Stored items:
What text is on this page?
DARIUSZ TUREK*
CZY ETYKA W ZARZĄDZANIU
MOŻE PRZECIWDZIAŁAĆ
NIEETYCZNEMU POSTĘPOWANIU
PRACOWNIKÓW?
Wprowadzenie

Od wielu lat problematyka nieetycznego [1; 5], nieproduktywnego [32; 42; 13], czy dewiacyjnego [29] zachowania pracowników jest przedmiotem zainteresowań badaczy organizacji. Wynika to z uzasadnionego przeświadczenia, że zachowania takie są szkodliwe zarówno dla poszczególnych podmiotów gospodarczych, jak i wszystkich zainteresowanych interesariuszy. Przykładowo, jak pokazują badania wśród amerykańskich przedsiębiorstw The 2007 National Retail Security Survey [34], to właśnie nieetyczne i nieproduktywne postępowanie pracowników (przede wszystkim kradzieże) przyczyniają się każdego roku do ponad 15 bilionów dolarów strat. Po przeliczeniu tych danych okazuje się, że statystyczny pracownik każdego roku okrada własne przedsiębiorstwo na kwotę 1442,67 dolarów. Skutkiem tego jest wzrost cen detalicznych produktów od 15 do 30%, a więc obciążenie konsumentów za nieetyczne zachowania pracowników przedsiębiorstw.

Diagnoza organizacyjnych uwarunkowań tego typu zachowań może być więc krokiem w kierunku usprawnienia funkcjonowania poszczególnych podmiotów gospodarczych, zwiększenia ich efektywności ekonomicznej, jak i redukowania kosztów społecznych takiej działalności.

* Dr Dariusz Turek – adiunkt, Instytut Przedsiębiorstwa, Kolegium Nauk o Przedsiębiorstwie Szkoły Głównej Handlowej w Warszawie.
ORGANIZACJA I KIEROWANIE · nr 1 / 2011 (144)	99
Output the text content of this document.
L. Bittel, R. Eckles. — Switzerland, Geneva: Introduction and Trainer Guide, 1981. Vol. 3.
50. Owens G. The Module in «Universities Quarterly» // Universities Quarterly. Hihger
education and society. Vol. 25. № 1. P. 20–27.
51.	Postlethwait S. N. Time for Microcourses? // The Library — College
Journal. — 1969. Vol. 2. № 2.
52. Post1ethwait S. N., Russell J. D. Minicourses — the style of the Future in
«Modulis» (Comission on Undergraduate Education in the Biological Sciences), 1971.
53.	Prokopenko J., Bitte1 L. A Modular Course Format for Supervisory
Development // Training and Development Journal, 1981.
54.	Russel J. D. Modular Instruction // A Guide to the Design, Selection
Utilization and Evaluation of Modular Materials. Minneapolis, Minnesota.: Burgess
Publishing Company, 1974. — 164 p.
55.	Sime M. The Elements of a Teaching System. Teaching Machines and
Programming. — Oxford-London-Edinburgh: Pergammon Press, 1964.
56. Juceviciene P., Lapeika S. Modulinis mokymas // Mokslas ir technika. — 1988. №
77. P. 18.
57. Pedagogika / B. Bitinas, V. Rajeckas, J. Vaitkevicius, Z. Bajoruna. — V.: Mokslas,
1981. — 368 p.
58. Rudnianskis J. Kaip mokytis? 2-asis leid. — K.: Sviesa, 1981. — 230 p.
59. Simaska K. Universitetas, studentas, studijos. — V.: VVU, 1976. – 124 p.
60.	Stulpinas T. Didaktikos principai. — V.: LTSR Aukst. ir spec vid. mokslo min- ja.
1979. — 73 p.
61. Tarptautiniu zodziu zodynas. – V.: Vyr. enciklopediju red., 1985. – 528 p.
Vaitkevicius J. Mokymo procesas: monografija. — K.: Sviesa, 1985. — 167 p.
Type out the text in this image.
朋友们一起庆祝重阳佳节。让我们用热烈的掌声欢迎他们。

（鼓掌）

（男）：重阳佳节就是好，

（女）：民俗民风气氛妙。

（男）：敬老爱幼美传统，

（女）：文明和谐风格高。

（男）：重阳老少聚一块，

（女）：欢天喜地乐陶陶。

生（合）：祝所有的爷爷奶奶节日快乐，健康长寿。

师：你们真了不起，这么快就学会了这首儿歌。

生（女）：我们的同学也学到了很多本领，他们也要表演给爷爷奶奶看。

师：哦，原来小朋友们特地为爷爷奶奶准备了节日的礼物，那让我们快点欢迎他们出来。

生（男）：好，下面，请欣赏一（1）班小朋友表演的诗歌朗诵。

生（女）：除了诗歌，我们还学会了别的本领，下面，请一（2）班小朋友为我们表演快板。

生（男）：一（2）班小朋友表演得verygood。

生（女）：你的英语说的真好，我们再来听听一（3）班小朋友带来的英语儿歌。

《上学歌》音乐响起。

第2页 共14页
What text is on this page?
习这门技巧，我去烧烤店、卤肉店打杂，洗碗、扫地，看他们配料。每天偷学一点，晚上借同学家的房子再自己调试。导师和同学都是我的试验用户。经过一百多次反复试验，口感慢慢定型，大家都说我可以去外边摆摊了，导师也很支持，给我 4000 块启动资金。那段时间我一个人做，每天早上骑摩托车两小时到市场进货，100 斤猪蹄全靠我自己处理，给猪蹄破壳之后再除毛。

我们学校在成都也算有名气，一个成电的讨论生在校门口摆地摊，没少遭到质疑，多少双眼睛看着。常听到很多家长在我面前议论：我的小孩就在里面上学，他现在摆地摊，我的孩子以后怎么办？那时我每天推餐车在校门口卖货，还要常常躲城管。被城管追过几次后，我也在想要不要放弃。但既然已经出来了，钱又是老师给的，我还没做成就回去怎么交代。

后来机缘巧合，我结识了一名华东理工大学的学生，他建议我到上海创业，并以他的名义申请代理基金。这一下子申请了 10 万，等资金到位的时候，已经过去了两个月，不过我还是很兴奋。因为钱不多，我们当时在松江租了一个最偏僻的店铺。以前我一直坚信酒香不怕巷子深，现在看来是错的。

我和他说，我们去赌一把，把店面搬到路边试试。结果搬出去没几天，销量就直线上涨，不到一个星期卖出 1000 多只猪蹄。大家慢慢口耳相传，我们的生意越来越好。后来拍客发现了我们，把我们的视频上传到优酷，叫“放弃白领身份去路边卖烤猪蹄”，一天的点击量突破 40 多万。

# Your instructions
Go through the records above, find every line with the word "Vaitkevicius", and list those lines.

# Exercise result
57. Pedagogika / B. Bitinas, V. Rajeckas, J. Vaitkevicius, Z. Bajoruna. — V.: Mokslas,
Vaitkevicius J. Mokymo procesas: monografija. — K.: Sviesa, 1985. — 167 p.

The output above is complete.